Produce an exact copy of all the data below, dropping every image.
** start of Excerpted data **
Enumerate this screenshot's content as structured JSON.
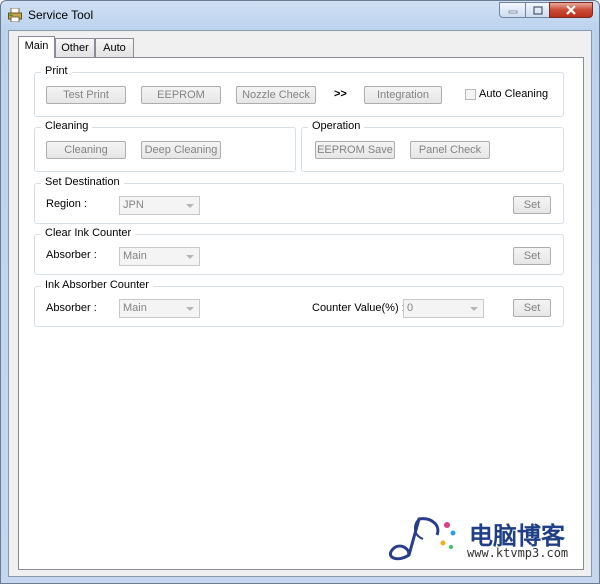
{
  "window": {
    "title": "Service Tool"
  },
  "tabs": [
    {
      "label": "Main",
      "active": true
    },
    {
      "label": "Other",
      "active": false
    },
    {
      "label": "Auto",
      "active": false
    }
  ],
  "print": {
    "legend": "Print",
    "test_print": "Test Print",
    "eeprom": "EEPROM",
    "nozzle_check": "Nozzle Check",
    "arrow": ">>",
    "integration": "Integration",
    "auto_cleaning": "Auto Cleaning",
    "auto_cleaning_checked": false
  },
  "cleaning": {
    "legend": "Cleaning",
    "cleaning": "Cleaning",
    "deep_cleaning": "Deep Cleaning"
  },
  "operation": {
    "legend": "Operation",
    "eeprom_save": "EEPROM Save",
    "panel_check": "Panel Check"
  },
  "set_destination": {
    "legend": "Set Destination",
    "region_label": "Region :",
    "region_value": "JPN",
    "set": "Set"
  },
  "clear_ink_counter": {
    "legend": "Clear Ink Counter",
    "absorber_label": "Absorber :",
    "absorber_value": "Main",
    "set": "Set"
  },
  "ink_absorber_counter": {
    "legend": "Ink Absorber Counter",
    "absorber_label": "Absorber :",
    "absorber_value": "Main",
    "counter_label": "Counter Value(%) :",
    "counter_value": "0",
    "set": "Set"
  },
  "watermark": {
    "title": "电脑博客",
    "url": "www.ktvmp3.com"
  }
}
** end of Excerpted data **
- Result for this exercise -
Enumerate this screenshot's content as structured JSON.
{
  "window": {
    "title": "Service Tool"
  },
  "tabs": [
    {
      "label": "Main",
      "active": true
    },
    {
      "label": "Other",
      "active": false
    },
    {
      "label": "Auto",
      "active": false
    }
  ],
  "print": {
    "legend": "Print",
    "test_print": "Test Print",
    "eeprom": "EEPROM",
    "nozzle_check": "Nozzle Check",
    "arrow": ">>",
    "integration": "Integration",
    "auto_cleaning": "Auto Cleaning",
    "auto_cleaning_checked": false
  },
  "cleaning": {
    "legend": "Cleaning",
    "cleaning": "Cleaning",
    "deep_cleaning": "Deep Cleaning"
  },
  "operation": {
    "legend": "Operation",
    "eeprom_save": "EEPROM Save",
    "panel_check": "Panel Check"
  },
  "set_destination": {
    "legend": "Set Destination",
    "region_label": "Region :",
    "region_value": "JPN",
    "set": "Set"
  },
  "clear_ink_counter": {
    "legend": "Clear Ink Counter",
    "absorber_label": "Absorber :",
    "absorber_value": "Main",
    "set": "Set"
  },
  "ink_absorber_counter": {
    "legend": "Ink Absorber Counter",
    "absorber_label": "Absorber :",
    "absorber_value": "Main",
    "counter_label": "Counter Value(%) :",
    "counter_value": "0",
    "set": "Set"
  },
  "watermark": {
    "title": "电脑博客",
    "url": "www.ktvmp3.com"
  }
}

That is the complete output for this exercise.